= Exercise description =
Show every line in the records below that contains the word "Administration".

[Items from a dataset]
# # # # # # #
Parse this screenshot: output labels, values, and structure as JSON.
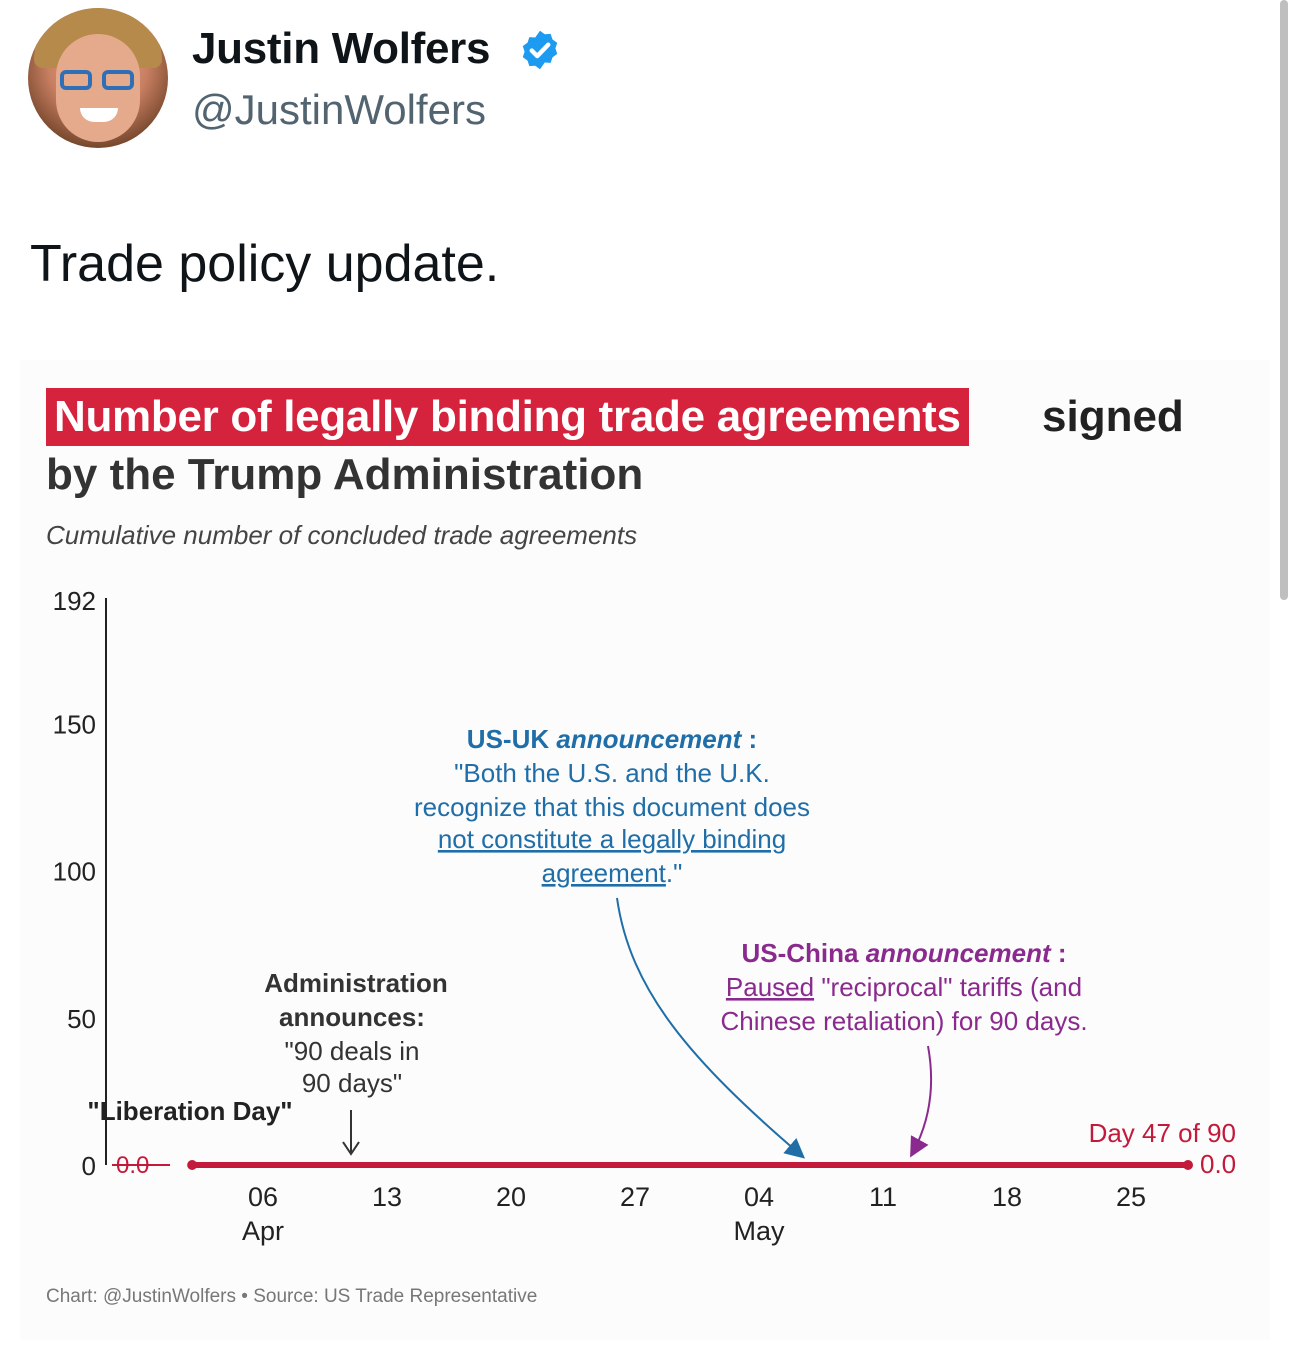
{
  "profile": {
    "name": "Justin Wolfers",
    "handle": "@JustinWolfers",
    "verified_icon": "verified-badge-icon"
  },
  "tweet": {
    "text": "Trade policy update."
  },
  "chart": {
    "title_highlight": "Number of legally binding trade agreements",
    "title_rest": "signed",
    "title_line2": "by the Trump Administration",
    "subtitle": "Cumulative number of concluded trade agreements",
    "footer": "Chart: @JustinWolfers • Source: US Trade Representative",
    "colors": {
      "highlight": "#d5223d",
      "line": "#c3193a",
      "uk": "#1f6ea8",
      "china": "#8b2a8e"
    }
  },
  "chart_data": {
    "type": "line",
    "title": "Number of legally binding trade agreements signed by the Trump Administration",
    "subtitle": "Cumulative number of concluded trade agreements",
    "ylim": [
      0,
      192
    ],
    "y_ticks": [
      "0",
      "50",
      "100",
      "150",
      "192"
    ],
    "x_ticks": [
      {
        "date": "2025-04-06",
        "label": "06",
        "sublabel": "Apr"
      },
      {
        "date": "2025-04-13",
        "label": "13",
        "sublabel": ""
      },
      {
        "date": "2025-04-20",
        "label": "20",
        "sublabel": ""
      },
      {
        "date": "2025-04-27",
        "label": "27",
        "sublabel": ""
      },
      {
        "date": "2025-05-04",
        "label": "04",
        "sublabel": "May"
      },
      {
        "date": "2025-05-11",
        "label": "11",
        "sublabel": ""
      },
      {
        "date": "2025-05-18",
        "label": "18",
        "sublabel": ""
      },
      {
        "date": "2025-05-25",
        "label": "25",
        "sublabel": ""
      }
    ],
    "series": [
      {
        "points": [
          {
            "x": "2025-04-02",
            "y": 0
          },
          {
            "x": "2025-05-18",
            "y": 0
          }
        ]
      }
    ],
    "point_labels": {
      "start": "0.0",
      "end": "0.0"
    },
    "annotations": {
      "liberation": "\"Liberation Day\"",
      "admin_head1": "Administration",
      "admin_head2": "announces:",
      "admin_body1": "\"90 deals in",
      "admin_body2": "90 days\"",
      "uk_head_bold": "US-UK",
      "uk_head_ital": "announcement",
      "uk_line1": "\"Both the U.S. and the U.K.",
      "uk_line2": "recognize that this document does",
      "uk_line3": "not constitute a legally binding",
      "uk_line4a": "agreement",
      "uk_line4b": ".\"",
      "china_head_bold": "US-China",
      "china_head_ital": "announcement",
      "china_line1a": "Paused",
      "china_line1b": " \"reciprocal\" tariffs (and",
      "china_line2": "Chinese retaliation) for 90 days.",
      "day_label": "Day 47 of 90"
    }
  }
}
# # # # # # #
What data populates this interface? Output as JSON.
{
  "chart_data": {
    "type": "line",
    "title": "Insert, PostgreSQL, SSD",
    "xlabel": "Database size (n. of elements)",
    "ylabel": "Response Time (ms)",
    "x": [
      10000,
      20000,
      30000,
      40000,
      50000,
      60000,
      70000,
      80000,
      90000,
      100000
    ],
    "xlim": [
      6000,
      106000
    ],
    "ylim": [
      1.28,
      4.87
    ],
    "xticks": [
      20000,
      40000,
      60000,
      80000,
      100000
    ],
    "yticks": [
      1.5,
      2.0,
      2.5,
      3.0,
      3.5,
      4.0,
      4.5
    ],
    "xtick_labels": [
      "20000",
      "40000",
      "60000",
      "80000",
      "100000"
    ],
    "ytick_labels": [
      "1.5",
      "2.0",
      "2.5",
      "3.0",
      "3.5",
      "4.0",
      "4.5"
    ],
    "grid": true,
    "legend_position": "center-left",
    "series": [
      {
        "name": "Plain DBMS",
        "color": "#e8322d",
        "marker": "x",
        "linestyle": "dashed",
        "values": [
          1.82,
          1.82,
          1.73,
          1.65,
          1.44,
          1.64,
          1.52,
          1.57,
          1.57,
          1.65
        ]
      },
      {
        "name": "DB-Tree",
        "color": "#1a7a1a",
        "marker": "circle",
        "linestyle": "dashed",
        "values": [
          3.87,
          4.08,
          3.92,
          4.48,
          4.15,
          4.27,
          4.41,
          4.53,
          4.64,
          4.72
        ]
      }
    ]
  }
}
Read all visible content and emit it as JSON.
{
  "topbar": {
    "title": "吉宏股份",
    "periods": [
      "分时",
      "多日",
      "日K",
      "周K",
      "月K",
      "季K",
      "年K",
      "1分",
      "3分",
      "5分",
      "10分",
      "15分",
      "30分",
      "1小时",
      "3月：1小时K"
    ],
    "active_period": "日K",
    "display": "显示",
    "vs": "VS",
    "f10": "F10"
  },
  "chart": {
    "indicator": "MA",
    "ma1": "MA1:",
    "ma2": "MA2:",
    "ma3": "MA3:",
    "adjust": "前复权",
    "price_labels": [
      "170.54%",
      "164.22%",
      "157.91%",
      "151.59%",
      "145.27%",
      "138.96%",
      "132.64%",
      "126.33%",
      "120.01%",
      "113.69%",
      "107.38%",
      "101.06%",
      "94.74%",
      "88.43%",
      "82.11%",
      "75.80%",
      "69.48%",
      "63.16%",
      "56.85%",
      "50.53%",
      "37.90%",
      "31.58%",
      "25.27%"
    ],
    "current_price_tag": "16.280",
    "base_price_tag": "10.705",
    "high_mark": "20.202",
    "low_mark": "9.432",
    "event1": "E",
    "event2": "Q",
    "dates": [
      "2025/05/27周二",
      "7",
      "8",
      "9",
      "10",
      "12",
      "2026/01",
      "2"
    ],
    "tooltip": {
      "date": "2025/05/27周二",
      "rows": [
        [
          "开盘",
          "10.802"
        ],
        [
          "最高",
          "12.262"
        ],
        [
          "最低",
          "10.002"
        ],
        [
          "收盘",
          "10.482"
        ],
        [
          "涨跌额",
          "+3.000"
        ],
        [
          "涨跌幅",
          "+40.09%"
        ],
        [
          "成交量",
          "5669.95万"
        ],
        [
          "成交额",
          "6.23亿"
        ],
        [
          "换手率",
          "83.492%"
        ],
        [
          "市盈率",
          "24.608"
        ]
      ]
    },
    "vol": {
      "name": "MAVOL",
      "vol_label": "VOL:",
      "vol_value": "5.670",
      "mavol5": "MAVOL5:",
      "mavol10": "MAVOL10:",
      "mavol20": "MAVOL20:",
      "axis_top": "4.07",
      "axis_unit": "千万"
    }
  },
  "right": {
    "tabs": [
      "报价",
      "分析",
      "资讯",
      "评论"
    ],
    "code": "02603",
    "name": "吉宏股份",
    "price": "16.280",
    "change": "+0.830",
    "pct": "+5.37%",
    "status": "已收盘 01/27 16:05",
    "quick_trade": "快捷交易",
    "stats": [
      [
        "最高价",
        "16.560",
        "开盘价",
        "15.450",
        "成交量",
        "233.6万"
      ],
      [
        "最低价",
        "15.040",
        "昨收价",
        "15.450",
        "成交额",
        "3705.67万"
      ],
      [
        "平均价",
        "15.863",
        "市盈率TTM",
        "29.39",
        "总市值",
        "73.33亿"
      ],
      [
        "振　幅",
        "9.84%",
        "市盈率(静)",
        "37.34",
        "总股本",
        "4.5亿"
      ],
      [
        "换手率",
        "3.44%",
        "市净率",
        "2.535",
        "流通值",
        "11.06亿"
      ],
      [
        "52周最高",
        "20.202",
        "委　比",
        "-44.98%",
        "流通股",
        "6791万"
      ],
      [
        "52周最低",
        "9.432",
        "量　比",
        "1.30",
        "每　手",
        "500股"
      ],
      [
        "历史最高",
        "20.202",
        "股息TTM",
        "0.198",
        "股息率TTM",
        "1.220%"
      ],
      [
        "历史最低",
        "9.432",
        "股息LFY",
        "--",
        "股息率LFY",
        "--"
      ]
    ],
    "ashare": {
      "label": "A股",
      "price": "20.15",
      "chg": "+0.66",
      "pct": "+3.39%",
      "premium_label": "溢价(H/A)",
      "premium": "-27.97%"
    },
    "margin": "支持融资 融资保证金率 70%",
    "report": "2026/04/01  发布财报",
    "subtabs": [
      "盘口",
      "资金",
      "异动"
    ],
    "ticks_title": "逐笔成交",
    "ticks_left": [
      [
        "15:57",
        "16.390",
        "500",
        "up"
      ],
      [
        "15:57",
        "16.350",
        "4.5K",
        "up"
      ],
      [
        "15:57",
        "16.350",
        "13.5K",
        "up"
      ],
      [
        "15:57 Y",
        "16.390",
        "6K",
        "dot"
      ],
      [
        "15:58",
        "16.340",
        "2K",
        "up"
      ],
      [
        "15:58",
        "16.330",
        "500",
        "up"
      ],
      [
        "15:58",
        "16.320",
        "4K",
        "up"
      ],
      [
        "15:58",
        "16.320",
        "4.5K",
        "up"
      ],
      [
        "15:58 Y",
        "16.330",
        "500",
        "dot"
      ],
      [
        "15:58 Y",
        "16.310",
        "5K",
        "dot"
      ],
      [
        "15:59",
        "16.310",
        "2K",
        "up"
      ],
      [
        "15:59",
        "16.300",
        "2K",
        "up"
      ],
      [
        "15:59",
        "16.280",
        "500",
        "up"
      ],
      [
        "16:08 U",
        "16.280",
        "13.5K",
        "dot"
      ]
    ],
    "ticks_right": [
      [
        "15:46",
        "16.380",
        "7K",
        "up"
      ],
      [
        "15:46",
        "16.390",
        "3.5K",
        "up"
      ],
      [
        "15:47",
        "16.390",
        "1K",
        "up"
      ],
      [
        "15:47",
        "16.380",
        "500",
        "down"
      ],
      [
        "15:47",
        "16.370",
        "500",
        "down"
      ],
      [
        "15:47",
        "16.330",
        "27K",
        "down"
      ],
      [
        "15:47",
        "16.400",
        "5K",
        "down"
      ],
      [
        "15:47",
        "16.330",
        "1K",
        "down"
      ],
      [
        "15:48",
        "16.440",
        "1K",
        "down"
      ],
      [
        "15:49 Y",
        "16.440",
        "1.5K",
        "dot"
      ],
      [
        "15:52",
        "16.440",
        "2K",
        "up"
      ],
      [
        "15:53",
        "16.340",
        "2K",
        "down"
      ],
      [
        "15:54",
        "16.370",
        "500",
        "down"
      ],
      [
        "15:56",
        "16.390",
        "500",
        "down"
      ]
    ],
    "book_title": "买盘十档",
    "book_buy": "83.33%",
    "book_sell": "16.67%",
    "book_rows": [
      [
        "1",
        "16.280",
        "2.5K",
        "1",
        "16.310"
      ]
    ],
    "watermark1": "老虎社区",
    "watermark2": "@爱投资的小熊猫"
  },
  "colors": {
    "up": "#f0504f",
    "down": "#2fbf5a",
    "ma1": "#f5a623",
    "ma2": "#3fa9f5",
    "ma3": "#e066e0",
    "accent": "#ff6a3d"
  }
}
# # # # # # #
= Reply =
    "title_line2": "by the Trump Administration",
    "title": "Number of legally binding trade agreements signed by the Trump Administration",
      "admin_head1": "Administration",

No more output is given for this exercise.